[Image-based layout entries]
§ §
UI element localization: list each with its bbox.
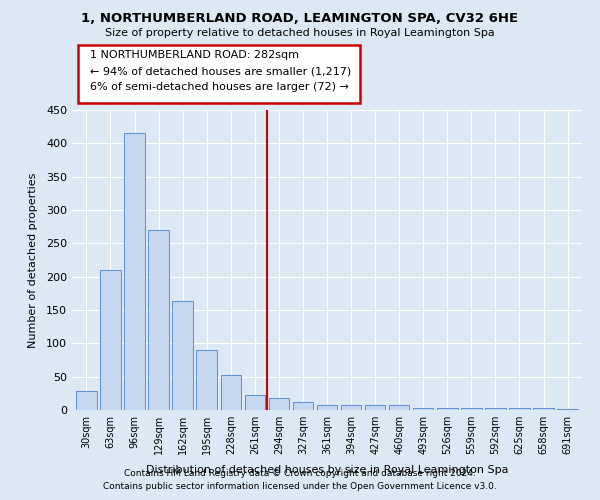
Bar [124,134,145,410]
Bar [437,408,458,410]
Bar [557,408,578,410]
Bar [365,404,385,410]
Bar [148,230,169,410]
Text: Contains public sector information licensed under the Open Government Licence v3: Contains public sector information licen… [103,482,497,491]
Text: 1 NORTHUMBERLAND ROAD: 282sqm: 1 NORTHUMBERLAND ROAD: 282sqm [90,50,299,60]
Bar [76,392,97,410]
Bar [317,404,337,410]
Bar [533,408,554,410]
Bar [245,396,265,410]
Bar [341,404,361,410]
Bar [293,402,313,410]
Text: ← 94% of detached houses are smaller (1,217): ← 94% of detached houses are smaller (1,… [90,66,351,76]
Bar [172,302,193,410]
Bar [485,408,506,410]
Bar [509,408,530,410]
Bar [221,376,241,410]
X-axis label: Distribution of detached houses by size in Royal Leamington Spa: Distribution of detached houses by size … [146,466,508,475]
Y-axis label: Number of detached properties: Number of detached properties [28,172,38,348]
Text: 6% of semi-detached houses are larger (72) →: 6% of semi-detached houses are larger (7… [90,82,349,92]
Bar [196,350,217,410]
Bar [461,408,482,410]
Text: 1, NORTHUMBERLAND ROAD, LEAMINGTON SPA, CV32 6HE: 1, NORTHUMBERLAND ROAD, LEAMINGTON SPA, … [82,12,518,26]
Bar [100,270,121,410]
Bar [269,398,289,410]
Text: Size of property relative to detached houses in Royal Leamington Spa: Size of property relative to detached ho… [105,28,495,38]
Text: Contains HM Land Registry data © Crown copyright and database right 2024.: Contains HM Land Registry data © Crown c… [124,468,476,477]
Bar [389,404,409,410]
Bar [413,408,433,410]
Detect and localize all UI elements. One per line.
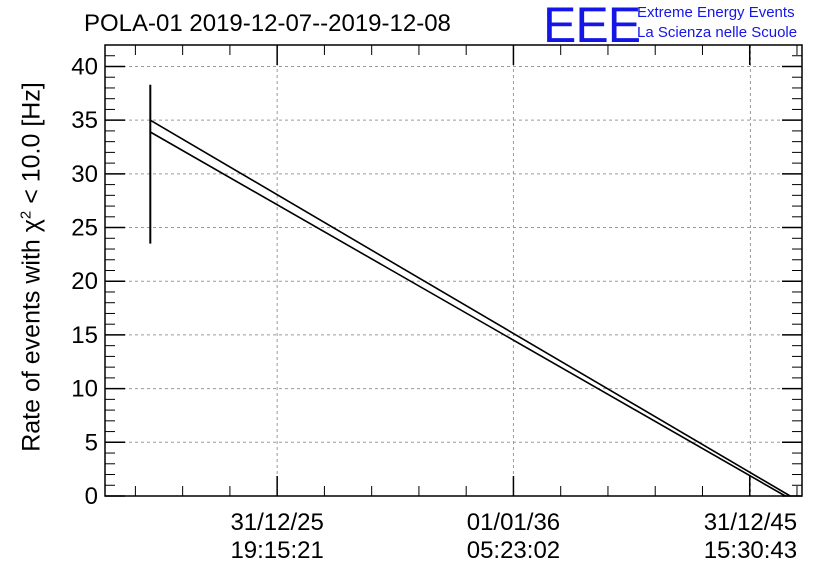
y-tick-label: 15 [71,322,98,349]
x-tick-label-date: 31/12/25 [230,509,323,536]
eee-logo: EEE [543,0,641,53]
y-label-post: < 10.0 [Hz] [17,82,46,211]
y-label-pre: Rate of events with χ [17,219,46,452]
data-series [149,84,791,497]
y-label-sup: 2 [17,210,35,220]
y-tick-label: 10 [71,376,98,403]
logo-caption: Extreme Energy Events La Scienza nelle S… [637,3,797,43]
y-axis-label: Rate of events with χ2 < 10.0 [Hz] [17,82,46,452]
series-line-2 [149,131,786,497]
y-tick-label: 0 [85,483,98,510]
y-tick-label: 35 [71,107,98,134]
x-tick-label-time: 19:15:21 [230,537,323,564]
y-tick-label: 30 [71,161,98,188]
logo-line-1: Extreme Energy Events [637,4,795,21]
y-axis: 0 5 10 15 20 25 30 35 40 [71,44,802,510]
plot-frame [104,44,803,497]
y-tick-label: 20 [71,268,98,295]
series-line-1 [149,119,791,497]
x-tick-label-date: 01/01/36 [467,509,560,536]
x-tick-label-date: 31/12/45 [704,509,797,536]
logo-line-2: La Scienza nelle Scuole [637,24,798,41]
grid-lines [105,45,802,496]
x-tick-label-time: 15:30:43 [704,537,797,564]
y-tick-label: 40 [71,53,98,80]
y-tick-label: 25 [71,215,98,242]
chart-title: POLA-01 2019-12-07--2019-12-08 [84,10,451,37]
x-tick-label-time: 05:23:02 [467,537,560,564]
y-tick-label: 5 [85,429,98,456]
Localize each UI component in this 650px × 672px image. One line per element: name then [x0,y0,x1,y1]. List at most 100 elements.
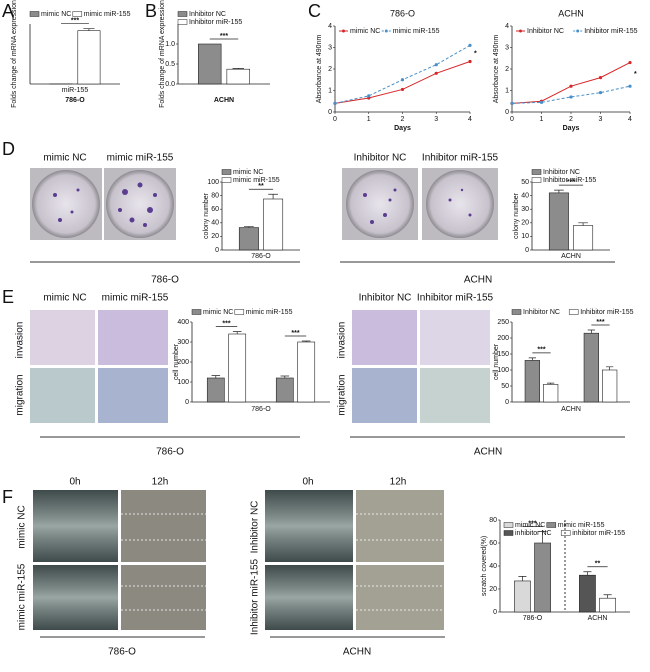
y-tick-label: 150 [497,351,509,358]
legend-label: mimic miR-155 [84,11,131,18]
column-label: Inhibitor miR-155 [417,293,494,304]
column-label: mimic NC [43,153,86,164]
x-tick-label: 0 [333,116,337,123]
y-tick-label: 4 [505,23,509,30]
row-label: migration [337,374,348,415]
error-bar [280,375,290,378]
x-tick-label: ACHN [588,615,608,622]
y-tick-label: 60 [211,206,219,213]
legend-label: Inhibitor NC [543,169,580,176]
group-label: 786-O [151,275,179,286]
column-label: 0h [69,477,80,488]
legend-label: Inhibitor miR-155 [543,177,596,184]
annotation: *** [220,33,228,40]
panel-label: E [2,287,14,307]
y-tick-label: 100 [497,367,509,374]
error-bar [268,193,278,199]
point [628,84,632,88]
row-label: mimic NC [17,505,28,548]
column-label: mimic miR-155 [107,153,174,164]
point [598,76,603,80]
point [468,59,472,64]
legend-swatch [177,19,188,25]
y-tick-label: 0 [328,109,332,116]
y-tick-label: 200 [497,335,509,342]
x-tick-label: 2 [401,116,405,123]
error-bar [211,375,221,378]
annotation: ** [258,183,264,190]
legend-swatch [191,309,202,315]
row-label: invasion [15,322,26,359]
group-label: ACHN [464,275,492,286]
error-bar [554,189,564,193]
y-tick-label: 50 [521,179,529,186]
group-label: ACHN [474,447,502,458]
legend-label: mimic miR-155 [246,309,293,316]
point [569,84,573,88]
photo [33,565,118,630]
y-tick-label: 0 [215,247,219,254]
point [468,43,472,47]
legend-swatch [546,522,557,528]
y-tick-label: 80 [489,517,497,524]
panel-e-photos: mimic NC mimic miR-155 Inhibitor NC Inhi… [15,293,625,458]
legend-label: Inhibitor NC [527,28,564,35]
row-label: migration [15,374,26,415]
error-bar [232,68,244,70]
x-tick-label: 2 [569,116,573,123]
colonies [53,182,472,227]
legend-marker [384,29,388,33]
group-label: ACHN [343,647,371,658]
y-tick-label: 3 [328,44,332,51]
photo [121,490,206,562]
error-bar [538,531,547,543]
x-axis-label: 786-O [65,97,85,104]
bar [238,227,259,251]
y-tick-label: 0 [505,109,509,116]
x-tick-label: 3 [434,116,438,123]
bar [543,384,559,403]
bar [514,580,531,613]
y-tick-label: 40 [211,220,219,227]
y-tick-label: 40 [489,563,497,570]
y-tick-label: 80 [211,192,219,199]
bar [602,369,618,403]
legend-swatch [560,530,571,536]
x-axis-label: Days [394,125,411,132]
chart-title: ACHN [558,8,584,18]
y-axis-label: cell number [493,343,500,380]
y-tick-label: 100 [207,179,219,186]
panel-d-photos: mimic NC mimic miR-155 Inhibitor NC Inhi… [30,153,615,286]
y-axis-label: Absorbance at 490nm [316,35,323,104]
y-tick-label: 250 [497,319,509,326]
legend-label: mimic NC [41,11,71,18]
error-bar [583,571,592,576]
bar [524,360,540,403]
bar [548,192,569,251]
photo [30,310,95,365]
bar [297,341,316,403]
photo [30,368,95,423]
error-bar [587,329,596,334]
column-label: 12h [390,477,407,488]
point [539,100,544,104]
legend-label: Inhibitor miR-155 [584,28,637,35]
y-tick-label: 40 [521,192,529,199]
legend-swatch [503,522,514,528]
bar [263,198,284,251]
y-axis-label: Absorbance at 490nm [493,35,500,104]
legend-label: inhibitor miR-155 [572,530,625,537]
line [334,61,471,104]
y-tick-label: 1 [328,87,332,94]
point [400,78,405,82]
legend-swatch [72,11,83,17]
y-axis-label: colony number [203,192,210,239]
legend-label: mimic NC [203,309,233,316]
photo [356,490,444,562]
panel-label: A [2,1,14,21]
error-bar [528,357,537,361]
legend-label: mimic miR-155 [558,522,605,529]
annotation: *** [537,347,545,354]
y-tick-label: 3 [505,44,509,51]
§ §
• **TO BE DONE**
Write out all the records again with "legend-swatch" switched to "legend-key" everywhere it occurs and nothing else changed, leaving out the pictures.

• **EXERCISE ANSWER**
UI element localization: list each with its bbox.
Bar [124,134,145,410]
Bar [437,408,458,410]
Bar [557,408,578,410]
Bar [365,404,385,410]
Bar [148,230,169,410]
Text: Contains public sector information licensed under the Open Government Licence v3: Contains public sector information licen… [103,482,497,491]
Text: 1 NORTHUMBERLAND ROAD: 282sqm: 1 NORTHUMBERLAND ROAD: 282sqm [90,50,299,60]
Bar [76,392,97,410]
Bar [317,404,337,410]
Bar [533,408,554,410]
Bar [245,396,265,410]
Bar [341,404,361,410]
Bar [293,402,313,410]
Text: ← 94% of detached houses are smaller (1,217): ← 94% of detached houses are smaller (1,… [90,66,351,76]
Bar [172,302,193,410]
Bar [485,408,506,410]
Bar [509,408,530,410]
Bar [221,376,241,410]
X-axis label: Distribution of detached houses by size in Royal Leamington Spa: Distribution of detached houses by size … [146,466,508,475]
Y-axis label: Number of detached properties: Number of detached properties [28,172,38,348]
Text: 6% of semi-detached houses are larger (72) →: 6% of semi-detached houses are larger (7… [90,82,349,92]
Bar [196,350,217,410]
Bar [461,408,482,410]
Text: 1, NORTHUMBERLAND ROAD, LEAMINGTON SPA, CV32 6HE: 1, NORTHUMBERLAND ROAD, LEAMINGTON SPA, … [82,12,518,26]
Bar [100,270,121,410]
Bar [269,398,289,410]
Text: Size of property relative to detached houses in Royal Leamington Spa: Size of property relative to detached ho… [105,28,495,38]
Text: Contains HM Land Registry data © Crown copyright and database right 2024.: Contains HM Land Registry data © Crown c… [124,468,476,477]
Bar [389,404,409,410]
Bar [413,408,433,410]
Detect and localize all UI elements. One per line.
y-tick-label: 15 [71,322,98,349]
x-tick-label-date: 31/12/25 [230,509,323,536]
eee-logo: EEE [543,0,641,53]
y-label-post: < 10.0 [Hz] [17,82,46,211]
y-label-pre: Rate of events with χ [17,219,46,452]
data-series [149,84,791,497]
y-label-sup: 2 [17,210,35,220]
y-tick-label: 10 [71,376,98,403]
logo-caption: Extreme Energy Events La Scienza nelle S… [637,3,797,43]
y-axis-label: Rate of events with χ2 < 10.0 [Hz] [17,82,46,452]
series-line-2 [149,131,786,497]
y-tick-label: 0 [85,483,98,510]
y-tick-label: 35 [71,107,98,134]
x-tick-label-time: 19:15:21 [230,537,323,564]
y-tick-label: 30 [71,161,98,188]
logo-line-1: Extreme Energy Events [637,4,795,21]
y-axis: 0 5 10 15 20 25 30 35 40 [71,44,802,510]
plot-frame [104,44,803,497]
y-tick-label: 20 [71,268,98,295]
series-line-1 [149,119,791,497]
x-tick-label-date: 01/01/36 [467,509,560,536]
x-tick-label-date: 31/12/45 [704,509,797,536]
logo-line-2: La Scienza nelle Scuole [637,24,798,41]
grid-lines [105,45,802,496]
x-tick-label-time: 15:30:43 [704,537,797,564]
y-tick-label: 40 [71,53,98,80]
y-tick-label: 25 [71,215,98,242]
chart-title: POLA-01 2019-12-07--2019-12-08 [84,10,451,37]
x-tick-label-time: 05:23:02 [467,537,560,564]
y-tick-label: 5 [85,429,98,456]
Localize each UI component in this 650px × 672px image. One line per element: name then [x0,y0,x1,y1]. List at most 100 elements.
y-tick-label: 150 [497,351,509,358]
legend-label: mimic miR-155 [84,11,131,18]
column-label: Inhibitor miR-155 [417,293,494,304]
column-label: mimic NC [43,153,86,164]
x-tick-label: 0 [333,116,337,123]
y-tick-label: 4 [505,23,509,30]
row-label: migration [337,374,348,415]
error-bar [280,375,290,378]
x-tick-label: ACHN [588,615,608,622]
y-tick-label: 60 [211,206,219,213]
legend-label: Inhibitor NC [543,169,580,176]
group-label: 786-O [151,275,179,286]
column-label: 0h [69,477,80,488]
legend-label: Inhibitor miR-155 [543,177,596,184]
annotation: *** [220,33,228,40]
panel-label: E [2,287,14,307]
y-tick-label: 100 [497,367,509,374]
error-bar [268,193,278,199]
point [628,84,632,88]
row-label: mimic NC [17,505,28,548]
column-label: mimic miR-155 [107,153,174,164]
point [598,76,603,80]
point [468,59,472,64]
legend-key [177,19,188,25]
y-tick-label: 0 [328,109,332,116]
y-tick-label: 200 [497,335,509,342]
x-tick-label: 2 [401,116,405,123]
error-bar [211,375,221,378]
annotation: ** [258,183,264,190]
legend-key [191,309,202,315]
row-label: invasion [15,322,26,359]
group-label: ACHN [464,275,492,286]
error-bar [554,189,564,193]
y-tick-label: 50 [521,179,529,186]
group-label: ACHN [474,447,502,458]
legend-label: mimic miR-155 [246,309,293,316]
point [569,84,573,88]
photo [33,565,118,630]
y-tick-label: 0 [215,247,219,254]
point [468,43,472,47]
legend-key [546,522,557,528]
y-tick-label: 80 [489,517,497,524]
panel-e-photos: mimic NC mimic miR-155 Inhibitor NC Inhi… [15,293,625,458]
legend-label: Inhibitor NC [527,28,564,35]
row-label: migration [15,374,26,415]
error-bar [232,68,244,70]
x-tick-label: 2 [569,116,573,123]
colonies [53,182,472,227]
legend-marker [384,29,388,33]
group-label: ACHN [343,647,371,658]
y-tick-label: 3 [328,44,332,51]
photo [121,490,206,562]
error-bar [538,531,547,543]
x-axis-label: 786-O [65,97,85,104]
bar [238,227,259,251]
y-tick-label: 0 [505,109,509,116]
x-tick-label: 3 [434,116,438,123]
bar [543,384,559,403]
bar [514,580,531,613]
y-tick-label: 40 [211,220,219,227]
y-tick-label: 40 [489,563,497,570]
y-tick-label: 80 [211,192,219,199]
bar [602,369,618,403]
legend-key [560,530,571,536]
x-axis-label: Days [394,125,411,132]
chart-title: ACHN [558,8,584,18]
y-axis-label: cell number [493,343,500,380]
y-tick-label: 100 [207,179,219,186]
panel-d-photos: mimic NC mimic miR-155 Inhibitor NC Inhi… [30,153,615,286]
y-axis-label: Absorbance at 490nm [316,35,323,104]
y-tick-label: 250 [497,319,509,326]
legend-label: mimic NC [41,11,71,18]
error-bar [583,571,592,576]
bar [524,360,540,403]
bar [548,192,569,251]
photo [30,310,95,365]
bar [297,341,316,403]
photo [30,368,95,423]
error-bar [587,329,596,334]
column-label: 12h [390,477,407,488]
point [539,100,544,104]
legend-label: Inhibitor miR-155 [584,28,637,35]
y-tick-label: 40 [521,192,529,199]
legend-key [503,522,514,528]
bar [263,198,284,251]
y-axis-label: Absorbance at 490nm [493,35,500,104]
legend-label: inhibitor miR-155 [572,530,625,537]
line [334,61,471,104]
y-tick-label: 1 [328,87,332,94]
point [400,78,405,82]
legend-key [72,11,83,17]
y-axis-label: colony number [203,192,210,239]
legend-label: mimic NC [203,309,233,316]
photo [356,490,444,562]
panel-label: A [2,1,14,21]
error-bar [528,357,537,361]
legend-label: mimic miR-155 [558,522,605,529]
annotation: *** [537,347,545,354]
y-tick-label: 3 [505,44,509,51]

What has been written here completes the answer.